[Data records]
# # # #

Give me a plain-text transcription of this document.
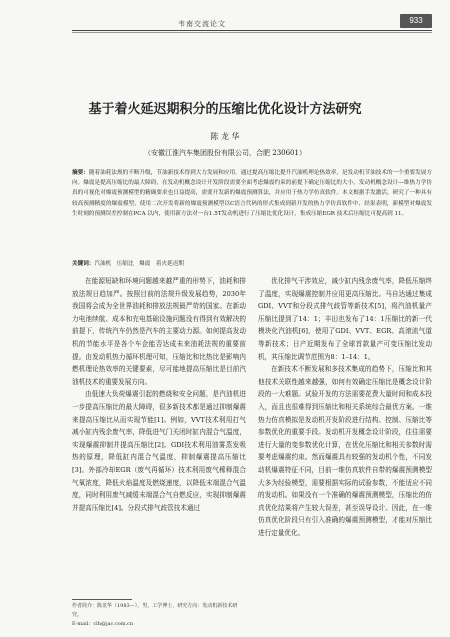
韦南交流论文	933
基于着火延迟期积分的压缩比优化设计方法研究
陈 龙 华
（安徽江淮汽车集团股份有限公司，合肥 230601）
摘要：随着油耗法规的不断升级，节油新技术得到大力发展和应用。通过提高压缩比提升汽油机理论热效率，是发动机节油技术的一个重要发展方向。爆震是提高压缩比的最大障碍，在发动机概念设计开发阶段需要全面考虑爆震约束的前提下确定压缩比的大小。发动机概念设计—维热力学仿真的可视化对爆震预测模型的精确要求也日益提高，需要开发新的爆震预测算法，并应用于热力学仿真软件。本文根据手发激活，研究了一种具有较高预测精度的爆震模型，使用二次开发将新的爆震预测模型以C语言代码的形式集成到新开发的热力学仿真软件中，经果表明，新模型对爆震发生时刻的预测误差控制在PCA 以内，使用新方法对一台1.5T发动机进行了压缩比优化设计，集成压缩EGR 技术后压缩比可提高到 11。
关键词：汽油机　压缩比　爆震　着火延迟期

在能源短缺和环境问题越来越严重的形势下，油耗和排放法规日趋加严。按照目前的法规升级发展趋势，2030年我国将会成为全世界油耗和排放法规最严苛的国家。在新动力电池续航、成本和充电基础设施问题没有得到有效解决的前提下，传统汽车仍然是汽车的主要动力源。如何提高发动机的节能水平是各个车企能否达成未来油耗法规的重要前提。由发动机热力循环机理可知，压缩比和比热比是影响内燃机理论热效率的关键要素，尽可能地提高压缩比是目前汽油机技术的重要发展方向。

由低速大负荷爆震引起的燃烧和安全问题，是汽油机进一步提高压缩比的最大障碍，很多新技术都是通过抑制爆震来提高压缩比从而实现节能[1]。例如，VVT技术利用打气减小缸内残余废气率，降低进气门关闭时缸内混合气温度，实现爆震抑制并提高压缩比[2]。GDI技术利用油雾蒸发吸热的原理，降低缸内混合气温度，抑制爆震提高压缩比[3]。外部冷却EGR（废气再循环）技术利用废气稀释混合气氧浓度，降低火焰温度及燃烧速度，以降低末端混合气温度，同时利用废气减缓末端混合气自燃反应，实现抑制爆震并提高压缩比[4]。分段式排气歧管技术通过

优化排气干涉效应，减少缸内残余废气率，降低压缩终了温度，实现爆震控制并应用更高压缩比。马自达通过集成GDI、VVT和分段式排气歧管等新技术[5]，将汽油机量产压缩比提到了14：1；丰田也发布了14：1压缩比的新一代模块化汽油机[6]，使用了GDI、VVT、EGR、高滚流气道等新技术；日产近期发布了全球首款量产可变压缩比发动机，其压缩比调节范围为8：1–14：1。

在新技术不断发展和多技术集成的趋势下，压缩比和其他技术关联性越来越强，如何有效确定压缩比是概念设计阶段的一大难题。试验开发的方法需要花费大量时间和成本投入，而且也很难得到压缩比和相关系统综合最优方案。一维热力仿真模拟是发动机开发阶段进行结构、控制、压缩比等参数优化的重要手段。发动机开发概念设计阶段，往往需要进行大量的变参数优化计算，在优化压缩比和相关参数时需要考虑爆震约束。然而爆震具有较强的发动机个性，不同发动机爆震特征不同，目前一维仿真软件自带的爆震预测模型大多为经验模型，需要根据实际的试验参数，不能适应不同的发动机。如果没有一个准确的爆震预测模型，压缩比的仿真优化结果将产生较大误差，甚至误导设计。因此，在一维仿真优化阶段只有引入准确的爆震预测模型，才能对压缩比进行定量优化。

作者简介：陈龙华（1983—），男，工学博士，研究方向：发动机新技术研究。
E-mail：clh@jac.com.cn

# # # #

## Task prompt:
Reproduce the data above in full, exactly as it is, with the pictures left out.

## Task result:
Give me a plain-text transcription of this document.
韦南交流论文	933
基于着火延迟期积分的压缩比优化设计方法研究
陈 龙 华
（安徽江淮汽车集团股份有限公司，合肥 230601）
摘要：随着油耗法规的不断升级，节油新技术得到大力发展和应用。通过提高压缩比提升汽油机理论热效率，是发动机节油技术的一个重要发展方向。爆震是提高压缩比的最大障碍，在发动机概念设计开发阶段需要全面考虑爆震约束的前提下确定压缩比的大小。发动机概念设计—维热力学仿真的可视化对爆震预测模型的精确要求也日益提高，需要开发新的爆震预测算法，并应用于热力学仿真软件。本文根据手发激活，研究了一种具有较高预测精度的爆震模型，使用二次开发将新的爆震预测模型以C语言代码的形式集成到新开发的热力学仿真软件中，经果表明，新模型对爆震发生时刻的预测误差控制在PCA 以内，使用新方法对一台1.5T发动机进行了压缩比优化设计，集成压缩EGR 技术后压缩比可提高到 11。
关键词：汽油机　压缩比　爆震　着火延迟期

在能源短缺和环境问题越来越严重的形势下，油耗和排放法规日趋加严。按照目前的法规升级发展趋势，2030年我国将会成为全世界油耗和排放法规最严苛的国家。在新动力电池续航、成本和充电基础设施问题没有得到有效解决的前提下，传统汽车仍然是汽车的主要动力源。如何提高发动机的节能水平是各个车企能否达成未来油耗法规的重要前提。由发动机热力循环机理可知，压缩比和比热比是影响内燃机理论热效率的关键要素，尽可能地提高压缩比是目前汽油机技术的重要发展方向。

由低速大负荷爆震引起的燃烧和安全问题，是汽油机进一步提高压缩比的最大障碍，很多新技术都是通过抑制爆震来提高压缩比从而实现节能[1]。例如，VVT技术利用打气减小缸内残余废气率，降低进气门关闭时缸内混合气温度，实现爆震抑制并提高压缩比[2]。GDI技术利用油雾蒸发吸热的原理，降低缸内混合气温度，抑制爆震提高压缩比[3]。外部冷却EGR（废气再循环）技术利用废气稀释混合气氧浓度，降低火焰温度及燃烧速度，以降低末端混合气温度，同时利用废气减缓末端混合气自燃反应，实现抑制爆震并提高压缩比[4]。分段式排气歧管技术通过

优化排气干涉效应，减少缸内残余废气率，降低压缩终了温度，实现爆震控制并应用更高压缩比。马自达通过集成GDI、VVT和分段式排气歧管等新技术[5]，将汽油机量产压缩比提到了14：1；丰田也发布了14：1压缩比的新一代模块化汽油机[6]，使用了GDI、VVT、EGR、高滚流气道等新技术；日产近期发布了全球首款量产可变压缩比发动机，其压缩比调节范围为8：1–14：1。

在新技术不断发展和多技术集成的趋势下，压缩比和其他技术关联性越来越强，如何有效确定压缩比是概念设计阶段的一大难题。试验开发的方法需要花费大量时间和成本投入，而且也很难得到压缩比和相关系统综合最优方案。一维热力仿真模拟是发动机开发阶段进行结构、控制、压缩比等参数优化的重要手段。发动机开发概念设计阶段，往往需要进行大量的变参数优化计算，在优化压缩比和相关参数时需要考虑爆震约束。然而爆震具有较强的发动机个性，不同发动机爆震特征不同，目前一维仿真软件自带的爆震预测模型大多为经验模型，需要根据实际的试验参数，不能适应不同的发动机。如果没有一个准确的爆震预测模型，压缩比的仿真优化结果将产生较大误差，甚至误导设计。因此，在一维仿真优化阶段只有引入准确的爆震预测模型，才能对压缩比进行定量优化。

作者简介：陈龙华（1983—），男，工学博士，研究方向：发动机新技术研究。
E-mail：clh@jac.com.cn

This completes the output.